§ **Provided records**
....
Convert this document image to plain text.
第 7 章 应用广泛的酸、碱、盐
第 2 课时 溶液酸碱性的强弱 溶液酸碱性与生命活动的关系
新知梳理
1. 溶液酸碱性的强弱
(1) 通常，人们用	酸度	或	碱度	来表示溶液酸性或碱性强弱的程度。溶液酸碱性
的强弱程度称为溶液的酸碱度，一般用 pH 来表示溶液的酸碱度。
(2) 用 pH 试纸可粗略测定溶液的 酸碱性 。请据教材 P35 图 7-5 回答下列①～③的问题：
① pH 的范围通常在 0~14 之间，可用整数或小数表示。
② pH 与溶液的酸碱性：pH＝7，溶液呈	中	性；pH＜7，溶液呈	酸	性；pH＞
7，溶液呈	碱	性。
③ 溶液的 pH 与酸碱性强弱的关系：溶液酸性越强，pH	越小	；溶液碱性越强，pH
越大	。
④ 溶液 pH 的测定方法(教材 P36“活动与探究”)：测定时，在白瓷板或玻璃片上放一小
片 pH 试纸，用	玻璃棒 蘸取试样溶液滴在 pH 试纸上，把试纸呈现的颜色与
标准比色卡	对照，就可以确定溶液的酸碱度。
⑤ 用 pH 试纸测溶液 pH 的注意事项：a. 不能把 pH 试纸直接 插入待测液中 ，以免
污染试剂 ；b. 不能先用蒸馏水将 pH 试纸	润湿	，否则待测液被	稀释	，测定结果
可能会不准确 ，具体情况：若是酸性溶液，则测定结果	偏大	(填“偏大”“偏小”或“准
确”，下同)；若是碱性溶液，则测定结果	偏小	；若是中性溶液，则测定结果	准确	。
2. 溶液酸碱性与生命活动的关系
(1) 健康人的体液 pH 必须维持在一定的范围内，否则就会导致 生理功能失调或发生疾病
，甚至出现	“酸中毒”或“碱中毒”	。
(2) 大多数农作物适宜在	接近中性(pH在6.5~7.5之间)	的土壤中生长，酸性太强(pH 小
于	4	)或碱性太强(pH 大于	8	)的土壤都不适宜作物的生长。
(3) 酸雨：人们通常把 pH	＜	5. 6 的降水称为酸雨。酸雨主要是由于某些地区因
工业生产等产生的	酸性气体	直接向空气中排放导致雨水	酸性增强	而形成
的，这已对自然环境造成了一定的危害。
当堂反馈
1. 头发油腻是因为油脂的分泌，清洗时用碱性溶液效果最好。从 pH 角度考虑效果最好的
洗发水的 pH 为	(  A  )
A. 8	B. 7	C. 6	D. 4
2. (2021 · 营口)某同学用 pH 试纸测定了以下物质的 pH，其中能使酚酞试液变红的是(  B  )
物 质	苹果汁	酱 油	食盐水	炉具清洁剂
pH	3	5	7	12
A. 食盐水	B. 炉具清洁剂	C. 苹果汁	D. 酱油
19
....
§ **Requirement**
Determine how many lines above contain "溶液酸碱性的强弱" as a word or string. Give the number alone.

§ **Answer below**
2